Excerpted data:
□ □ □

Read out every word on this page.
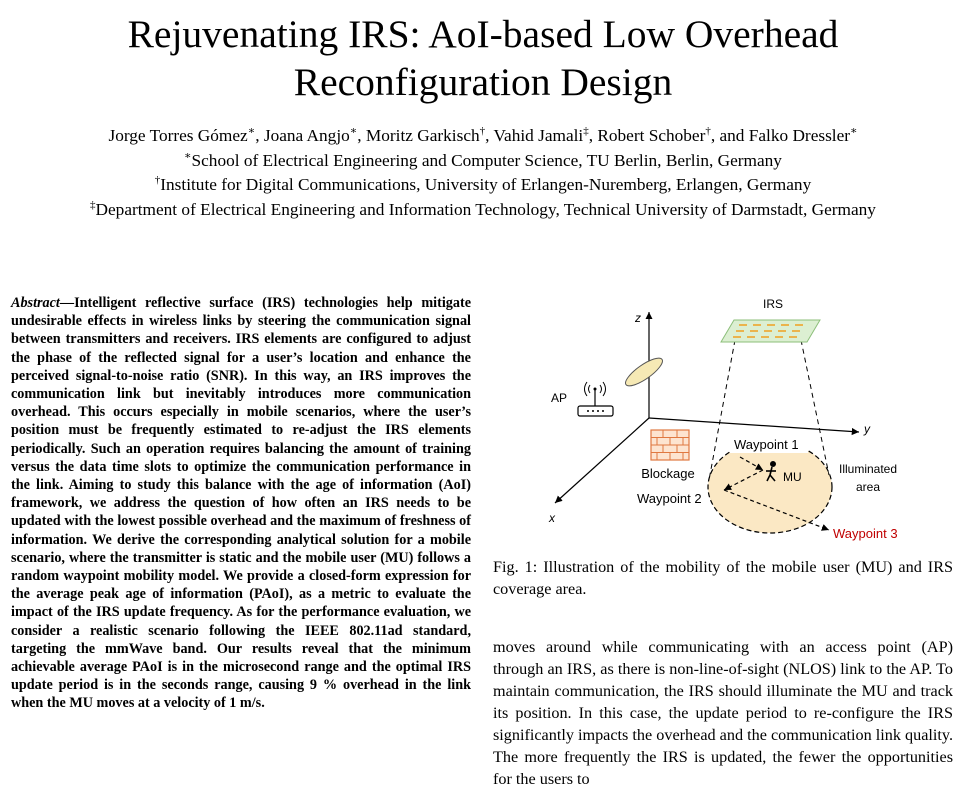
Rejuvenating IRS: AoI-based Low Overhead
Reconfiguration Design
Jorge Torres Gómez∗, Joana Angjo∗, Moritz Garkisch†, Vahid Jamali‡, Robert Schober†, and Falko Dressler∗
∗School of Electrical Engineering and Computer Science, TU Berlin, Berlin, Germany
†Institute for Digital Communications, University of Erlangen-Nuremberg, Erlangen, Germany
‡Department of Electrical Engineering and Information Technology, Technical University of Darmstadt, Germany
Abstract—Intelligent reflective surface (IRS) technologies help mitigate undesirable effects in wireless links by steering the communication signal between transmitters and receivers. IRS elements are configured to adjust the phase of the reflected signal for a user’s location and enhance the perceived signal-to-noise ratio (SNR). In this way, an IRS improves the communication link but inevitably introduces more communication overhead. This occurs especially in mobile scenarios, where the user’s position must be frequently estimated to re-adjust the IRS elements periodically. Such an operation requires balancing the amount of training versus the data time slots to optimize the communication performance in the link. Aiming to study this balance with the age of information (AoI) framework, we address the question of how often an IRS needs to be updated with the lowest possible overhead and the maximum of freshness of information. We derive the corresponding analytical solution for a mobile scenario, where the transmitter is static and the mobile user (MU) follows a random waypoint mobility model. We provide a closed-form expression for the average peak age of information (PAoI), as a metric to evaluate the impact of the IRS update frequency. As for the performance evaluation, we consider a realistic scenario following the IEEE 802.11ad standard, targeting the mmWave band. Our results reveal that the minimum achievable average PAoI is in the microsecond range and the optimal IRS update period is in the seconds range, causing 9 % overhead in the link when the MU moves at a velocity of 1 m/s.
IRS
z
y
x
AP
Blockage
Waypoint 1
Waypoint 2
Waypoint 3
MU
Illuminated
area
Fig. 1: Illustration of the mobility of the mobile user (MU) and IRS coverage area.
moves around while communicating with an access point (AP) through an IRS, as there is non-line-of-sight (NLOS) link to the AP. To maintain communication, the IRS should illuminate the MU and track its position. In this case, the update period to re-configure the IRS significantly impacts the overhead and the communication link quality. The more frequently the IRS is updated, the fewer the opportunities for the users to
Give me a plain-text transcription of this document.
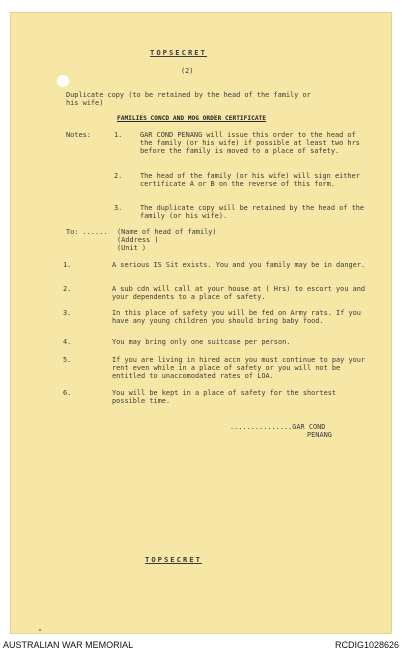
TOPSECRET
(2)
Duplicate copy (to be retained by the head of the family or
his wife)
FAMILIES CONCD AND MOG ORDER CERTIFICATE
Notes:	1.	GAR COND PENANG will issue this order to the head of the family (or his wife) if possible at least two hrs before the family is moved to a place of safety.
2.	The head of the family (or his wife) will sign either certificate A or B on the reverse of this form.
3.	The duplicate copy will be retained by the head of the family (or his wife).
To: ...... (Name of head of family)
(Address )
(Unit )
1.	A serious IS Sit exists. You and you family may be in danger.
2.	A sub cdn will call at your house at ( Hrs) to escort you and your dependents to a place of safety.
3.	In this place of safety you will be fed on Army rats. If you have any young children you should bring baby food.
4.	You may bring only one suitcase per person.
5.	If you are living in hired accn you must continue to pay your rent even while in a place of safety or you will not be entitled to unaccomodated rates of LOA.
6.	You will be kept in a place of safety for the shortest possible time.
...............GAR COND
PENANG
TOPSECRET
AUSTRALIAN WAR MEMORIAL	RCDIG1028626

□ □ □

Select every line of the records holding the string "University".

†Institute for Digital Communications, University of Erlangen-Nuremberg, Erlangen, Germany
‡Department of Electrical Engineering and Information Technology, Technical University of Darmstadt, Germany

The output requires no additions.